Of all the lines in the records, how many hold the word "then"? Answer with the number only.

Data entries
+---+

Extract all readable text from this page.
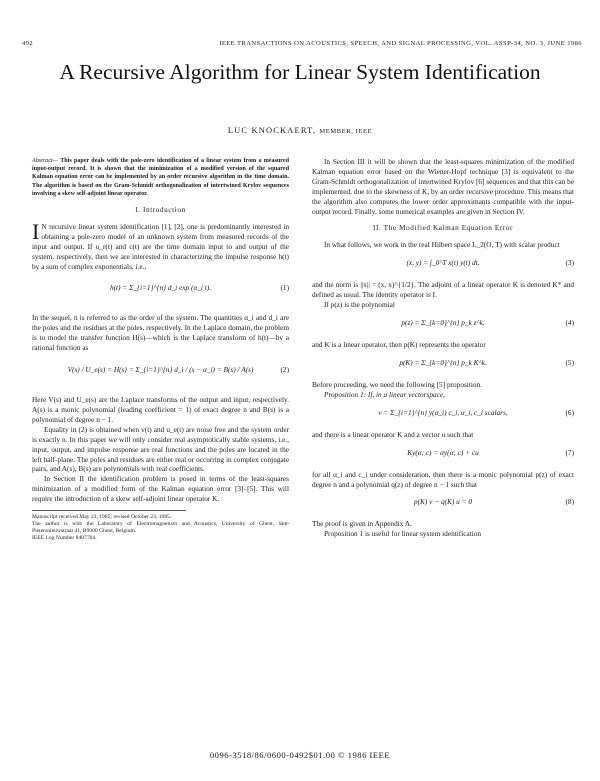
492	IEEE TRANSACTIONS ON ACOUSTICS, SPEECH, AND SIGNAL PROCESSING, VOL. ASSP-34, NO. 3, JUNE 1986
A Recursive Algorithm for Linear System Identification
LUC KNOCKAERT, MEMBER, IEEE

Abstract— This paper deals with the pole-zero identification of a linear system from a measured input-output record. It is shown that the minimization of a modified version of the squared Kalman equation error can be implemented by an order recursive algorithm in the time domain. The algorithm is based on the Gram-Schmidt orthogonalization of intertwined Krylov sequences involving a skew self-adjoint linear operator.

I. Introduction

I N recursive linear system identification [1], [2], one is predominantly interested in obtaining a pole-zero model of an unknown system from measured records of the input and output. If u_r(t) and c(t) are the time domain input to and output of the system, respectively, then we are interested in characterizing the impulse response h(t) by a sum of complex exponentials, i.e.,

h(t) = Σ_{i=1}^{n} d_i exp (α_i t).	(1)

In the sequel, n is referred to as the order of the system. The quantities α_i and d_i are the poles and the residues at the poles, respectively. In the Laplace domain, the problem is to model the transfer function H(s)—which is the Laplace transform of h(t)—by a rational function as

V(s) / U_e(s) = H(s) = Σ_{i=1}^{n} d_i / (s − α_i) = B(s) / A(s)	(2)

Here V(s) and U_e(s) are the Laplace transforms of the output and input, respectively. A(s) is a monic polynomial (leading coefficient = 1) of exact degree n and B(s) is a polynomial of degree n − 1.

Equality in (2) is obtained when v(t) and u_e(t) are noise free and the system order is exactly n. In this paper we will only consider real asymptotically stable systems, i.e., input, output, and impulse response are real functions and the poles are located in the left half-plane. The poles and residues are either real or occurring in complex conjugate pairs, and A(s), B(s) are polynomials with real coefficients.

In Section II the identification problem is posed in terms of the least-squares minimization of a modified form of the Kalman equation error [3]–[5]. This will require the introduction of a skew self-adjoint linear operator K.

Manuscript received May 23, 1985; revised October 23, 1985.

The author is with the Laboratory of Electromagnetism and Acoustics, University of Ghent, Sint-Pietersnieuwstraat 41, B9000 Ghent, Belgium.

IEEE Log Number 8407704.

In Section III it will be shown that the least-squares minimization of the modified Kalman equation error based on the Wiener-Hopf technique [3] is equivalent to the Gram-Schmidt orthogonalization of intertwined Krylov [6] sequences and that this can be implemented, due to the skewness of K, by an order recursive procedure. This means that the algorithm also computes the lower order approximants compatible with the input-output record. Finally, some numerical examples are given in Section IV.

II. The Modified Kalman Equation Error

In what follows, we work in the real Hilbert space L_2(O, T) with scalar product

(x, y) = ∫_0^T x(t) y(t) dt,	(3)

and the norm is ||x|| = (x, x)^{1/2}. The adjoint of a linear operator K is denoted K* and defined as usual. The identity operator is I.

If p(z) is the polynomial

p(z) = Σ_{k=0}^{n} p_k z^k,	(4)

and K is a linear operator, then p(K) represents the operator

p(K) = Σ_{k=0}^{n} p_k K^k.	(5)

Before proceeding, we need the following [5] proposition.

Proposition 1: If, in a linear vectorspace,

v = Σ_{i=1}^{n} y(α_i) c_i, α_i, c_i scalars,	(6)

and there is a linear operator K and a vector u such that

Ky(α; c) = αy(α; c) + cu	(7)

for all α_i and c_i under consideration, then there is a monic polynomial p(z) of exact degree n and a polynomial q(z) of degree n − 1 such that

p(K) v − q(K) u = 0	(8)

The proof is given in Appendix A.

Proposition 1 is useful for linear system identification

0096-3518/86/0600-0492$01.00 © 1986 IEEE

+---+

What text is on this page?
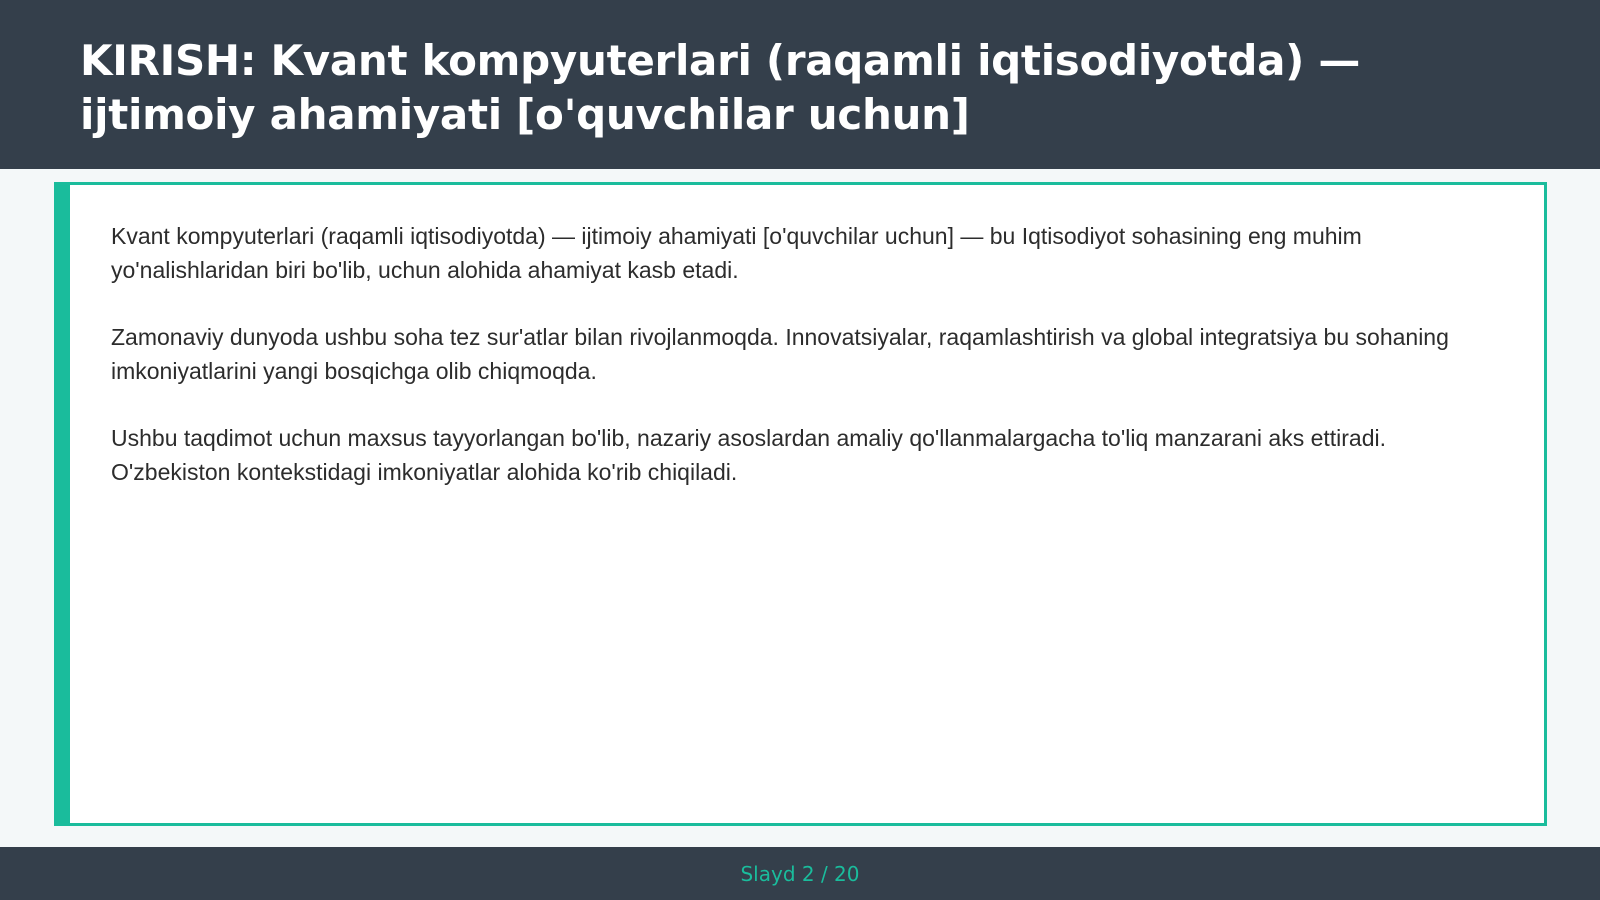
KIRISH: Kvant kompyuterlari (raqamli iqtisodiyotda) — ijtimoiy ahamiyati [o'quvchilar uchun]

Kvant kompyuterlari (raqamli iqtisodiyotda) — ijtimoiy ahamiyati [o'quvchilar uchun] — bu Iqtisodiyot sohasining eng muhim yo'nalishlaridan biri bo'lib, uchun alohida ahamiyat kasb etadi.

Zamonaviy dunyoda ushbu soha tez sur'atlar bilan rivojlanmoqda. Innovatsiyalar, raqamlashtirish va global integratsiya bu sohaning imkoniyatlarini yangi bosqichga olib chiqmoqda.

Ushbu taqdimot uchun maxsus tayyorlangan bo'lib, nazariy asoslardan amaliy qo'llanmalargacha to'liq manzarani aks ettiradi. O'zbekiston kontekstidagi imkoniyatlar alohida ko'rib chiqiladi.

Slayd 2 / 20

+---+

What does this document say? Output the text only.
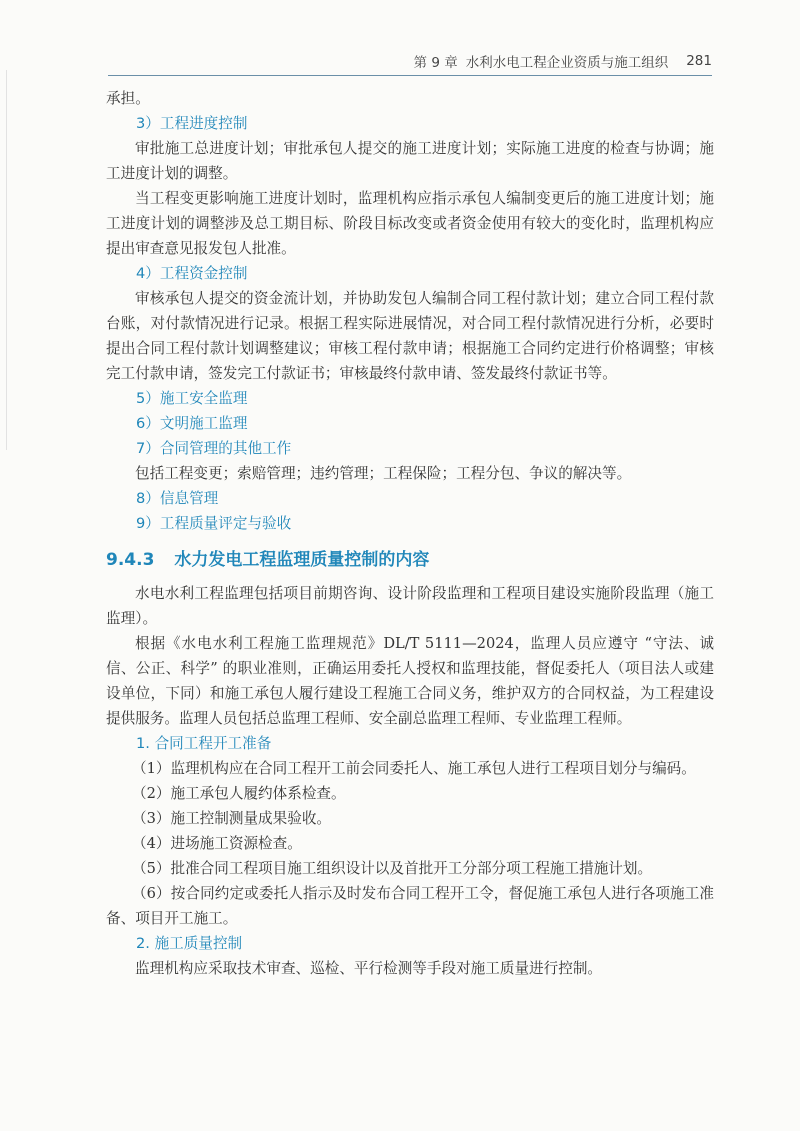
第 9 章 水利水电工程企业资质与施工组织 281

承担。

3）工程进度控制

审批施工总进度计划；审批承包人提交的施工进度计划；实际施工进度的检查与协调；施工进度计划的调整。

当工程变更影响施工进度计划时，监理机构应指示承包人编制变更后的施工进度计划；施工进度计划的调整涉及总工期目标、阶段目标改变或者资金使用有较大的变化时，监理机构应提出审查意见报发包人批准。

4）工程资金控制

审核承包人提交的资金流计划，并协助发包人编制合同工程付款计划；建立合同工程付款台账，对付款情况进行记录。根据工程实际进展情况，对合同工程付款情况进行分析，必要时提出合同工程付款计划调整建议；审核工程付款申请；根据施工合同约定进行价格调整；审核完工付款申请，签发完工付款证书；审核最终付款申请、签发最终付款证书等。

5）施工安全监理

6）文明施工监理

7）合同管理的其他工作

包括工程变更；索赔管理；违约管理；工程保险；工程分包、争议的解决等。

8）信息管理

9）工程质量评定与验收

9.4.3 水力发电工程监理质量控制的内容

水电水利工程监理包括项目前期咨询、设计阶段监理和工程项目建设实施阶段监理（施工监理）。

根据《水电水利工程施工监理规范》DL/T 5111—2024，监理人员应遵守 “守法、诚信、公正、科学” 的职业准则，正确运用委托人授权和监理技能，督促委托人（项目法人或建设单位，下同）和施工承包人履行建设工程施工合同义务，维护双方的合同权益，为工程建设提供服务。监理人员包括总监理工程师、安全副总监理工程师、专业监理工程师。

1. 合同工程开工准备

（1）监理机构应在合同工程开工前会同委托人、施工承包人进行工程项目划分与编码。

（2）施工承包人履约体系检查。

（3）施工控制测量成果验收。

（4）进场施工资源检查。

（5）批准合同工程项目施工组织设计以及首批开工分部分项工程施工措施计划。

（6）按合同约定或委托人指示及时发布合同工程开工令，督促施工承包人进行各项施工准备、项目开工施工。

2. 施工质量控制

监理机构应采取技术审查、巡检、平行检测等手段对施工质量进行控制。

+---+

▸ **Final result**: 3